Supplied records:
──────────────────────────────

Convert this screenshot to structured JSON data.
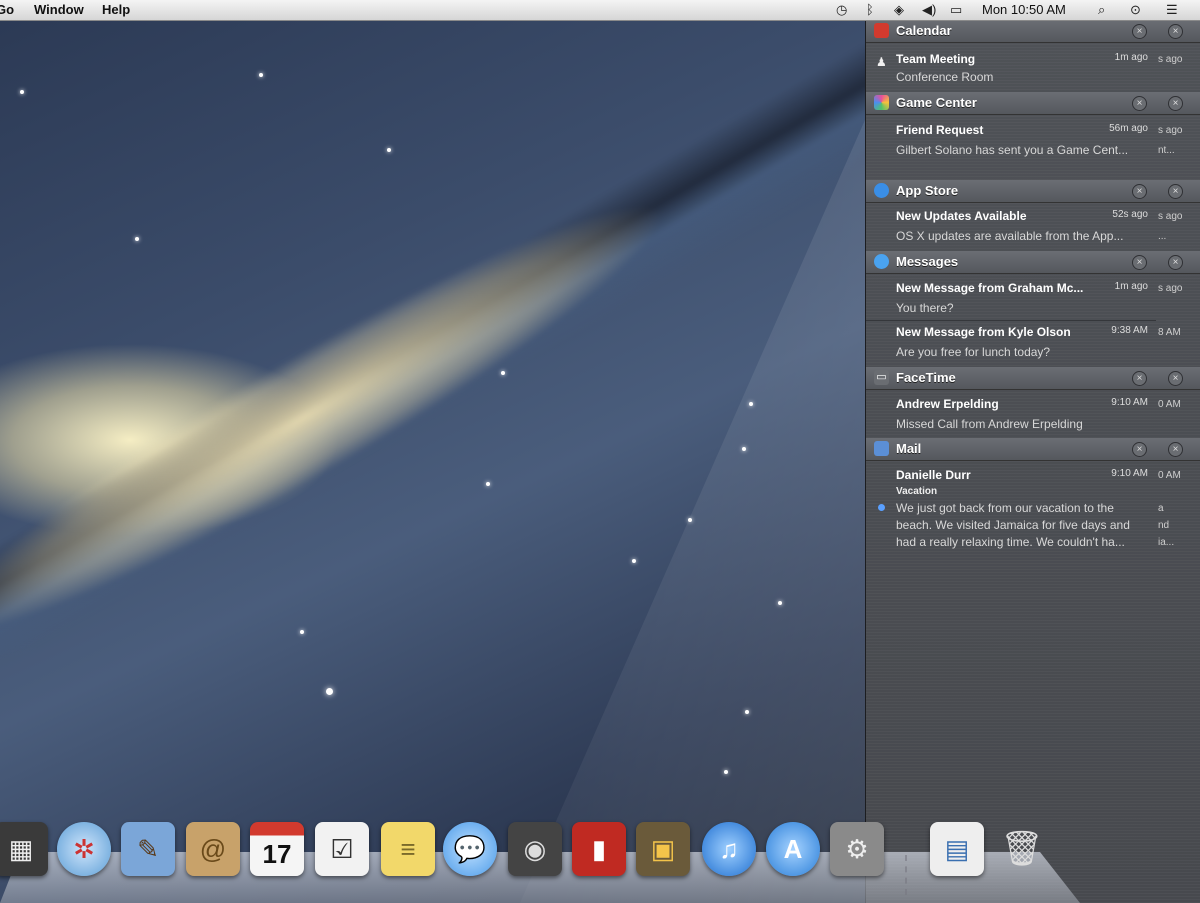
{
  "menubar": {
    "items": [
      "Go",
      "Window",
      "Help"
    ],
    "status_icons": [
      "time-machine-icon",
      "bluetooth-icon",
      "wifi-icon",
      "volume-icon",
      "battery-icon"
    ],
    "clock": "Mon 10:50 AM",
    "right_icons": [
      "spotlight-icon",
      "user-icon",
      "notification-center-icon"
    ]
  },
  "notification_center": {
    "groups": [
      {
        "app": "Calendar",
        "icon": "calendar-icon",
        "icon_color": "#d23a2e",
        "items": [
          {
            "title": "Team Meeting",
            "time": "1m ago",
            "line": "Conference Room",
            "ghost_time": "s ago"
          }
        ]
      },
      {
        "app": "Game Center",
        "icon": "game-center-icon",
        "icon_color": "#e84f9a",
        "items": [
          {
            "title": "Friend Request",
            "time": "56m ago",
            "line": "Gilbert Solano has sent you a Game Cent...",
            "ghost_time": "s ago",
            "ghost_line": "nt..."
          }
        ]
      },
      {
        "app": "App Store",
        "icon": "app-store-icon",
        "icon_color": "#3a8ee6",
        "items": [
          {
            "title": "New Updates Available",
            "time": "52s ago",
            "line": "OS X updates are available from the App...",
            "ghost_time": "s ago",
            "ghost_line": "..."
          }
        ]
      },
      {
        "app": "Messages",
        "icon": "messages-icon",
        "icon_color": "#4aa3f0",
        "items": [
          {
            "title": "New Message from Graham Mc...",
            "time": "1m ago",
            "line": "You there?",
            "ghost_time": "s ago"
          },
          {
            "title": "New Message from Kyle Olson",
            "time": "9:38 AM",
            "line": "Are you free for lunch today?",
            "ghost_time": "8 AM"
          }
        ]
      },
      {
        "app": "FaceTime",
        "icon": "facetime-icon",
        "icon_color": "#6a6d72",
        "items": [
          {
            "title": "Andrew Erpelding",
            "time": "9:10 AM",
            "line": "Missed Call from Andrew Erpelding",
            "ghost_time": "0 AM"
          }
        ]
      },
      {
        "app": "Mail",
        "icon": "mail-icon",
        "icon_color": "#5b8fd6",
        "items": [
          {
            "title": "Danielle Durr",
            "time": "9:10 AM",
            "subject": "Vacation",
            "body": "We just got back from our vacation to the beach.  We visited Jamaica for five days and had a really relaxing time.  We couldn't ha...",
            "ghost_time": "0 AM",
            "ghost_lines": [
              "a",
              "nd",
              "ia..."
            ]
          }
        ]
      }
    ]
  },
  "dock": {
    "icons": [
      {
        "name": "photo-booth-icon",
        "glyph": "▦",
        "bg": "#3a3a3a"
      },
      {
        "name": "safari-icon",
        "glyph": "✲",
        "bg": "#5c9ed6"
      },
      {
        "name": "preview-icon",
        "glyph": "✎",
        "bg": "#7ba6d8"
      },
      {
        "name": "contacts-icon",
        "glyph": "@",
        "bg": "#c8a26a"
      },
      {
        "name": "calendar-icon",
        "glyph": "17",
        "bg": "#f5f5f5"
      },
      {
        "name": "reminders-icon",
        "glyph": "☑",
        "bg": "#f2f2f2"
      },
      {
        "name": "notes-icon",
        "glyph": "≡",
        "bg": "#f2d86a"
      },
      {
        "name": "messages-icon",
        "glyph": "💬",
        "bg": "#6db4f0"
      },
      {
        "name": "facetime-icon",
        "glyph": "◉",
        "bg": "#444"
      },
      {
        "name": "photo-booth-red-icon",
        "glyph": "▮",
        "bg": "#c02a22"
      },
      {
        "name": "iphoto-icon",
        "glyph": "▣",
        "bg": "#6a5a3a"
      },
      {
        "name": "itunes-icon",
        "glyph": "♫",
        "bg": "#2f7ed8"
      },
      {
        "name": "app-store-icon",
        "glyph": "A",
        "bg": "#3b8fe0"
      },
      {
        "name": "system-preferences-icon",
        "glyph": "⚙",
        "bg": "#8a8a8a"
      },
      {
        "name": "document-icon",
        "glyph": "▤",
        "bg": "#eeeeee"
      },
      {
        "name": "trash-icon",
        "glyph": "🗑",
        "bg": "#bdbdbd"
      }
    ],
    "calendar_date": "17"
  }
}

──────────────────────────────

To do: Reproduce every entry word for word, but omit the pictures.

Response to the task:
Convert this screenshot to structured JSON data.
{
  "menubar": {
    "items": [
      "Go",
      "Window",
      "Help"
    ],
    "status_icons": [
      "time-machine-icon",
      "bluetooth-icon",
      "wifi-icon",
      "volume-icon",
      "battery-icon"
    ],
    "clock": "Mon 10:50 AM",
    "right_icons": [
      "spotlight-icon",
      "user-icon",
      "notification-center-icon"
    ]
  },
  "notification_center": {
    "groups": [
      {
        "app": "Calendar",
        "icon": "calendar-icon",
        "icon_color": "#d23a2e",
        "items": [
          {
            "title": "Team Meeting",
            "time": "1m ago",
            "line": "Conference Room",
            "ghost_time": "s ago"
          }
        ]
      },
      {
        "app": "Game Center",
        "icon": "game-center-icon",
        "icon_color": "#e84f9a",
        "items": [
          {
            "title": "Friend Request",
            "time": "56m ago",
            "line": "Gilbert Solano has sent you a Game Cent...",
            "ghost_time": "s ago",
            "ghost_line": "nt..."
          }
        ]
      },
      {
        "app": "App Store",
        "icon": "app-store-icon",
        "icon_color": "#3a8ee6",
        "items": [
          {
            "title": "New Updates Available",
            "time": "52s ago",
            "line": "OS X updates are available from the App...",
            "ghost_time": "s ago",
            "ghost_line": "..."
          }
        ]
      },
      {
        "app": "Messages",
        "icon": "messages-icon",
        "icon_color": "#4aa3f0",
        "items": [
          {
            "title": "New Message from Graham Mc...",
            "time": "1m ago",
            "line": "You there?",
            "ghost_time": "s ago"
          },
          {
            "title": "New Message from Kyle Olson",
            "time": "9:38 AM",
            "line": "Are you free for lunch today?",
            "ghost_time": "8 AM"
          }
        ]
      },
      {
        "app": "FaceTime",
        "icon": "facetime-icon",
        "icon_color": "#6a6d72",
        "items": [
          {
            "title": "Andrew Erpelding",
            "time": "9:10 AM",
            "line": "Missed Call from Andrew Erpelding",
            "ghost_time": "0 AM"
          }
        ]
      },
      {
        "app": "Mail",
        "icon": "mail-icon",
        "icon_color": "#5b8fd6",
        "items": [
          {
            "title": "Danielle Durr",
            "time": "9:10 AM",
            "subject": "Vacation",
            "body": "We just got back from our vacation to the beach.  We visited Jamaica for five days and had a really relaxing time.  We couldn't ha...",
            "ghost_time": "0 AM",
            "ghost_lines": [
              "a",
              "nd",
              "ia..."
            ]
          }
        ]
      }
    ]
  },
  "dock": {
    "icons": [
      {
        "name": "photo-booth-icon",
        "glyph": "▦",
        "bg": "#3a3a3a"
      },
      {
        "name": "safari-icon",
        "glyph": "✲",
        "bg": "#5c9ed6"
      },
      {
        "name": "preview-icon",
        "glyph": "✎",
        "bg": "#7ba6d8"
      },
      {
        "name": "contacts-icon",
        "glyph": "@",
        "bg": "#c8a26a"
      },
      {
        "name": "calendar-icon",
        "glyph": "17",
        "bg": "#f5f5f5"
      },
      {
        "name": "reminders-icon",
        "glyph": "☑",
        "bg": "#f2f2f2"
      },
      {
        "name": "notes-icon",
        "glyph": "≡",
        "bg": "#f2d86a"
      },
      {
        "name": "messages-icon",
        "glyph": "💬",
        "bg": "#6db4f0"
      },
      {
        "name": "facetime-icon",
        "glyph": "◉",
        "bg": "#444"
      },
      {
        "name": "photo-booth-red-icon",
        "glyph": "▮",
        "bg": "#c02a22"
      },
      {
        "name": "iphoto-icon",
        "glyph": "▣",
        "bg": "#6a5a3a"
      },
      {
        "name": "itunes-icon",
        "glyph": "♫",
        "bg": "#2f7ed8"
      },
      {
        "name": "app-store-icon",
        "glyph": "A",
        "bg": "#3b8fe0"
      },
      {
        "name": "system-preferences-icon",
        "glyph": "⚙",
        "bg": "#8a8a8a"
      },
      {
        "name": "document-icon",
        "glyph": "▤",
        "bg": "#eeeeee"
      },
      {
        "name": "trash-icon",
        "glyph": "🗑",
        "bg": "#bdbdbd"
      }
    ],
    "calendar_date": "17"
  }
}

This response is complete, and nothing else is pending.